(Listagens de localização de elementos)

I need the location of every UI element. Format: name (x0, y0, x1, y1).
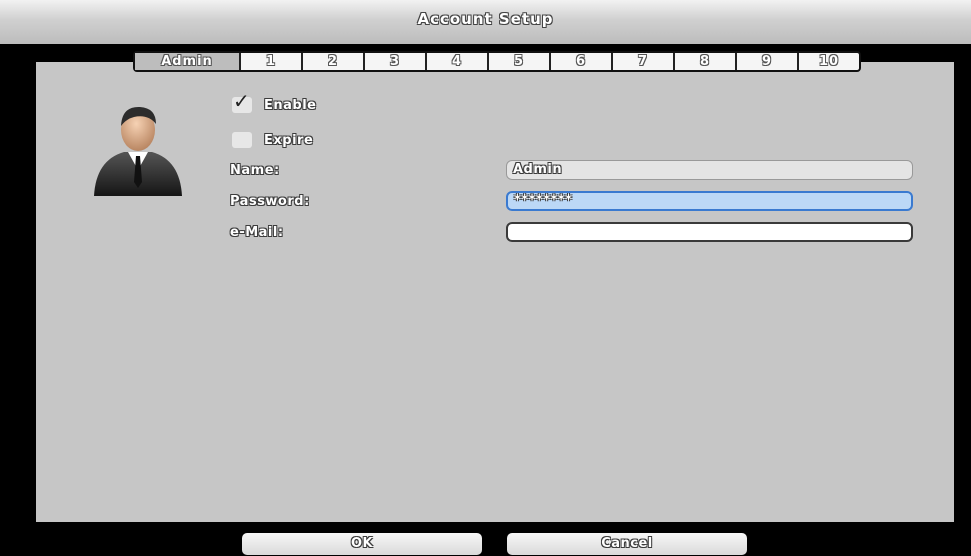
tab-1[interactable]: 1 (239, 53, 301, 70)
enable-label: Enable (264, 97, 317, 113)
enable-checkbox[interactable]: ✓ (232, 89, 252, 113)
tab-2[interactable]: 2 (301, 53, 363, 70)
window-title: Account Setup (417, 10, 554, 28)
name-label: Name: (230, 163, 280, 178)
tab-3[interactable]: 3 (363, 53, 425, 70)
enable-row[interactable]: ✓ Enable (232, 89, 317, 113)
tab-6[interactable]: 6 (549, 53, 611, 70)
tab-9[interactable]: 9 (735, 53, 797, 70)
expire-row[interactable]: Expire (232, 132, 313, 148)
tab-admin[interactable]: Admin (135, 53, 239, 70)
password-field[interactable]: ******** (506, 191, 913, 211)
tab-8[interactable]: 8 (673, 53, 735, 70)
expire-label: Expire (264, 132, 314, 148)
tab-10[interactable]: 10 (797, 53, 859, 70)
name-field[interactable]: Admin (506, 160, 913, 180)
email-label: e-Mail: (230, 225, 284, 240)
password-label: Password: (230, 194, 310, 209)
account-tabs: Admin 1 2 3 4 5 6 7 8 9 10 (133, 51, 861, 72)
title-bar: Account Setup (0, 0, 971, 44)
email-field[interactable] (506, 222, 913, 242)
tab-4[interactable]: 4 (425, 53, 487, 70)
cancel-button[interactable]: Cancel (507, 533, 747, 555)
ok-button[interactable]: OK (242, 533, 482, 555)
tab-7[interactable]: 7 (611, 53, 673, 70)
expire-checkbox[interactable] (232, 132, 252, 148)
user-avatar-icon (94, 106, 182, 196)
tab-5[interactable]: 5 (487, 53, 549, 70)
checkmark-icon: ✓ (233, 89, 250, 113)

[Instruções da tarefa] Organize como uma lista JSON de strings, uma por linha e sem linhas em branco, somente as linhas dos registros que vão da linha com "tab-1[interactable]: 1 (239, 53, 301, 70)" até a linha com "tab-6[interactable]: 6 (549, 53, 611, 70)", incluindo as duas.

[Solução do exercício]
[
  "tab-1[interactable]: 1 (239, 53, 301, 70)",
  "enable-label: Enable (264, 97, 317, 113)",
  "enable-checkbox[interactable]: ✓ (232, 89, 252, 113)",
  "tab-2[interactable]: 2 (301, 53, 363, 70)",
  "window-title: Account Setup (417, 10, 554, 28)",
  "name-label: Name: (230, 163, 280, 178)",
  "tab-3[interactable]: 3 (363, 53, 425, 70)",
  "enable-row[interactable]: ✓ Enable (232, 89, 317, 113)",
  "tab-6[interactable]: 6 (549, 53, 611, 70)"
]